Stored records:
--- BEGIN ---

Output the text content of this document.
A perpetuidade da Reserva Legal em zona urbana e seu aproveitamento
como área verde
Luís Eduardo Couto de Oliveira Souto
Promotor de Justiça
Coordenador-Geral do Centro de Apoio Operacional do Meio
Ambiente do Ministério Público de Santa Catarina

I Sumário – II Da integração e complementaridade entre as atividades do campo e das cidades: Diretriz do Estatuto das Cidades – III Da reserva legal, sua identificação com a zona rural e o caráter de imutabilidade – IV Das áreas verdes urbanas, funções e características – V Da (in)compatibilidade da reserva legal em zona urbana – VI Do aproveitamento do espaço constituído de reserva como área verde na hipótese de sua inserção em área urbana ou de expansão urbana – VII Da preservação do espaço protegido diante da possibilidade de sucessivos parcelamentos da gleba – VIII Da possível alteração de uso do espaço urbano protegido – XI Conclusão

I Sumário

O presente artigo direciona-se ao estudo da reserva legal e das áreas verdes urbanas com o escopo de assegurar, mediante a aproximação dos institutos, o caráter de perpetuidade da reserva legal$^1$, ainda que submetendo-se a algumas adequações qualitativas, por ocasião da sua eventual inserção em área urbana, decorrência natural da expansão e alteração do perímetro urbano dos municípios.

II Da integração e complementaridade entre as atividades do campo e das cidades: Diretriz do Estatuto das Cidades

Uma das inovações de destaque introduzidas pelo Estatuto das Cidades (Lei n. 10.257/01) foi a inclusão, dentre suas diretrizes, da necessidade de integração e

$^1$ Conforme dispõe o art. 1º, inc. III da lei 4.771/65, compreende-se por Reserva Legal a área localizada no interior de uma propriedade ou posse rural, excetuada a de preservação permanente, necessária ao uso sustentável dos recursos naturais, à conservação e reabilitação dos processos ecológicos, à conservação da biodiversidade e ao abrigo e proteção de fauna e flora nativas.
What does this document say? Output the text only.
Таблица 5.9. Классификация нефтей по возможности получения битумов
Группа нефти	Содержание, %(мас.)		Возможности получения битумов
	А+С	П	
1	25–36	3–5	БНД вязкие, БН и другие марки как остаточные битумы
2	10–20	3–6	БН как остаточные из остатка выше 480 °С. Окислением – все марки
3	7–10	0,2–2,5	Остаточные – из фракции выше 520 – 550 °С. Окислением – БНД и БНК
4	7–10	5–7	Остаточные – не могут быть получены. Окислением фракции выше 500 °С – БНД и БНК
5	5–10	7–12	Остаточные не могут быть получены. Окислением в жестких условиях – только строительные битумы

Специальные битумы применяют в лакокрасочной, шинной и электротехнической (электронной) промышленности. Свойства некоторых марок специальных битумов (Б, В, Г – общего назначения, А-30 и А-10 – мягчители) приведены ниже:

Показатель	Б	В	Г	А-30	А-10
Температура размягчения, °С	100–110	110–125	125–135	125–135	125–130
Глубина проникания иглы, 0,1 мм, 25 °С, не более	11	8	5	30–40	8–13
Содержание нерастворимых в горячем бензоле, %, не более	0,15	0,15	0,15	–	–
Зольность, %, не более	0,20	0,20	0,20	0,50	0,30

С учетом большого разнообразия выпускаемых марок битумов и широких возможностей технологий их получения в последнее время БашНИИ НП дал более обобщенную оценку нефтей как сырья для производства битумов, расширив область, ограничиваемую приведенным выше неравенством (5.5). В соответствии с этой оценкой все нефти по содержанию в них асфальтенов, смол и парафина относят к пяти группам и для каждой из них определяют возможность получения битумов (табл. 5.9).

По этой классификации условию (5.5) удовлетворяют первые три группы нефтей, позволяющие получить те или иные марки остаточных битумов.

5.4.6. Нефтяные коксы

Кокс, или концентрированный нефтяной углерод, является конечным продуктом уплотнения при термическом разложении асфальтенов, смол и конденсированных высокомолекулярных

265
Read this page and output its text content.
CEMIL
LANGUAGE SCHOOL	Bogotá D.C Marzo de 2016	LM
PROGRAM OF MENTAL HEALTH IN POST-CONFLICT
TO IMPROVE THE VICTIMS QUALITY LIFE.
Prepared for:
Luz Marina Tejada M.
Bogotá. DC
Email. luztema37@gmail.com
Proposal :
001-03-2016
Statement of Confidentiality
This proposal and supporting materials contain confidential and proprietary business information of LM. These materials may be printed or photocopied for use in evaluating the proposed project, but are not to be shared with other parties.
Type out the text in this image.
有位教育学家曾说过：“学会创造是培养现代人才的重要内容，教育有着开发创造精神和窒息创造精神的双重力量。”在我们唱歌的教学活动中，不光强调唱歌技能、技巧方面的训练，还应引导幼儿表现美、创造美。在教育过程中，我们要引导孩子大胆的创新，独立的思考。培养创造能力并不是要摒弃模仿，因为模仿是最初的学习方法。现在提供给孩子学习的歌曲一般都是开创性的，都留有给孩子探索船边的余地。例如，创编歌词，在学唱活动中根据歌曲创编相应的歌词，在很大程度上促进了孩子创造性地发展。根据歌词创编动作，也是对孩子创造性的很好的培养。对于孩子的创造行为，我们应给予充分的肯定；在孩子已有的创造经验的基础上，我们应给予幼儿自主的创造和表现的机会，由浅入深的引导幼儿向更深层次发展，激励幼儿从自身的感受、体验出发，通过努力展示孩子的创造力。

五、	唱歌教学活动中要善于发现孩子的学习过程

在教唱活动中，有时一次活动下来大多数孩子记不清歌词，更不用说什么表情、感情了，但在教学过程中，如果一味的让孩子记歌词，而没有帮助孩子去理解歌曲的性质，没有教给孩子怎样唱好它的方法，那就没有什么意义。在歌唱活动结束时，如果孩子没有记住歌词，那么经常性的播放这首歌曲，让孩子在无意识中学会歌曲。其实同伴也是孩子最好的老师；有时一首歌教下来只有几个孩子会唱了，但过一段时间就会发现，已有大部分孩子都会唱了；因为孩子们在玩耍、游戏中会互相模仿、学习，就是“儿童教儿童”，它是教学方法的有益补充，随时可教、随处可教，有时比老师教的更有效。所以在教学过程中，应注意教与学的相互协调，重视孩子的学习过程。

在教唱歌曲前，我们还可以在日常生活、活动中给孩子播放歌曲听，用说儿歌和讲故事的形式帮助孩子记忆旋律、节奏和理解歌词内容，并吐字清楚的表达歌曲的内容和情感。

--- END ---

Job:
Each line of the material must be restated exactly.

Exercise result:
Output the text content of this document.
A perpetuidade da Reserva Legal em zona urbana e seu aproveitamento
como área verde
Luís Eduardo Couto de Oliveira Souto
Promotor de Justiça
Coordenador-Geral do Centro de Apoio Operacional do Meio
Ambiente do Ministério Público de Santa Catarina

I Sumário – II Da integração e complementaridade entre as atividades do campo e das cidades: Diretriz do Estatuto das Cidades – III Da reserva legal, sua identificação com a zona rural e o caráter de imutabilidade – IV Das áreas verdes urbanas, funções e características – V Da (in)compatibilidade da reserva legal em zona urbana – VI Do aproveitamento do espaço constituído de reserva como área verde na hipótese de sua inserção em área urbana ou de expansão urbana – VII Da preservação do espaço protegido diante da possibilidade de sucessivos parcelamentos da gleba – VIII Da possível alteração de uso do espaço urbano protegido – XI Conclusão

I Sumário

O presente artigo direciona-se ao estudo da reserva legal e das áreas verdes urbanas com o escopo de assegurar, mediante a aproximação dos institutos, o caráter de perpetuidade da reserva legal$^1$, ainda que submetendo-se a algumas adequações qualitativas, por ocasião da sua eventual inserção em área urbana, decorrência natural da expansão e alteração do perímetro urbano dos municípios.

II Da integração e complementaridade entre as atividades do campo e das cidades: Diretriz do Estatuto das Cidades

Uma das inovações de destaque introduzidas pelo Estatuto das Cidades (Lei n. 10.257/01) foi a inclusão, dentre suas diretrizes, da necessidade de integração e

$^1$ Conforme dispõe o art. 1º, inc. III da lei 4.771/65, compreende-se por Reserva Legal a área localizada no interior de uma propriedade ou posse rural, excetuada a de preservação permanente, necessária ao uso sustentável dos recursos naturais, à conservação e reabilitação dos processos ecológicos, à conservação da biodiversidade e ao abrigo e proteção de fauna e flora nativas.
What does this document say? Output the text only.
Таблица 5.9. Классификация нефтей по возможности получения битумов
Группа нефти	Содержание, %(мас.)		Возможности получения битумов
	А+С	П	
1	25–36	3–5	БНД вязкие, БН и другие марки как остаточные битумы
2	10–20	3–6	БН как остаточные из остатка выше 480 °С. Окислением – все марки
3	7–10	0,2–2,5	Остаточные – из фракции выше 520 – 550 °С. Окислением – БНД и БНК
4	7–10	5–7	Остаточные – не могут быть получены. Окислением фракции выше 500 °С – БНД и БНК
5	5–10	7–12	Остаточные не могут быть получены. Окислением в жестких условиях – только строительные битумы

Специальные битумы применяют в лакокрасочной, шинной и электротехнической (электронной) промышленности. Свойства некоторых марок специальных битумов (Б, В, Г – общего назначения, А-30 и А-10 – мягчители) приведены ниже:

Показатель	Б	В	Г	А-30	А-10
Температура размягчения, °С	100–110	110–125	125–135	125–135	125–130
Глубина проникания иглы, 0,1 мм, 25 °С, не более	11	8	5	30–40	8–13
Содержание нерастворимых в горячем бензоле, %, не более	0,15	0,15	0,15	–	–
Зольность, %, не более	0,20	0,20	0,20	0,50	0,30

С учетом большого разнообразия выпускаемых марок битумов и широких возможностей технологий их получения в последнее время БашНИИ НП дал более обобщенную оценку нефтей как сырья для производства битумов, расширив область, ограничиваемую приведенным выше неравенством (5.5). В соответствии с этой оценкой все нефти по содержанию в них асфальтенов, смол и парафина относят к пяти группам и для каждой из них определяют возможность получения битумов (табл. 5.9).

По этой классификации условию (5.5) удовлетворяют первые три группы нефтей, позволяющие получить те или иные марки остаточных битумов.

5.4.6. Нефтяные коксы

Кокс, или концентрированный нефтяной углерод, является конечным продуктом уплотнения при термическом разложении асфальтенов, смол и конденсированных высокомолекулярных

265
Read this page and output its text content.
CEMIL
LANGUAGE SCHOOL	Bogotá D.C Marzo de 2016	LM
PROGRAM OF MENTAL HEALTH IN POST-CONFLICT
TO IMPROVE THE VICTIMS QUALITY LIFE.
Prepared for:
Luz Marina Tejada M.
Bogotá. DC
Email. luztema37@gmail.com
Proposal :
001-03-2016
Statement of Confidentiality
This proposal and supporting materials contain confidential and proprietary business information of LM. These materials may be printed or photocopied for use in evaluating the proposed project, but are not to be shared with other parties.
Type out the text in this image.
有位教育学家曾说过：“学会创造是培养现代人才的重要内容，教育有着开发创造精神和窒息创造精神的双重力量。”在我们唱歌的教学活动中，不光强调唱歌技能、技巧方面的训练，还应引导幼儿表现美、创造美。在教育过程中，我们要引导孩子大胆的创新，独立的思考。培养创造能力并不是要摒弃模仿，因为模仿是最初的学习方法。现在提供给孩子学习的歌曲一般都是开创性的，都留有给孩子探索船边的余地。例如，创编歌词，在学唱活动中根据歌曲创编相应的歌词，在很大程度上促进了孩子创造性地发展。根据歌词创编动作，也是对孩子创造性的很好的培养。对于孩子的创造行为，我们应给予充分的肯定；在孩子已有的创造经验的基础上，我们应给予幼儿自主的创造和表现的机会，由浅入深的引导幼儿向更深层次发展，激励幼儿从自身的感受、体验出发，通过努力展示孩子的创造力。

五、	唱歌教学活动中要善于发现孩子的学习过程

在教唱活动中，有时一次活动下来大多数孩子记不清歌词，更不用说什么表情、感情了，但在教学过程中，如果一味的让孩子记歌词，而没有帮助孩子去理解歌曲的性质，没有教给孩子怎样唱好它的方法，那就没有什么意义。在歌唱活动结束时，如果孩子没有记住歌词，那么经常性的播放这首歌曲，让孩子在无意识中学会歌曲。其实同伴也是孩子最好的老师；有时一首歌教下来只有几个孩子会唱了，但过一段时间就会发现，已有大部分孩子都会唱了；因为孩子们在玩耍、游戏中会互相模仿、学习，就是“儿童教儿童”，它是教学方法的有益补充，随时可教、随处可教，有时比老师教的更有效。所以在教学过程中，应注意教与学的相互协调，重视孩子的学习过程。

在教唱歌曲前，我们还可以在日常生活、活动中给孩子播放歌曲听，用说儿歌和讲故事的形式帮助孩子记忆旋律、节奏和理解歌词内容，并吐字清楚的表达歌曲的内容和情感。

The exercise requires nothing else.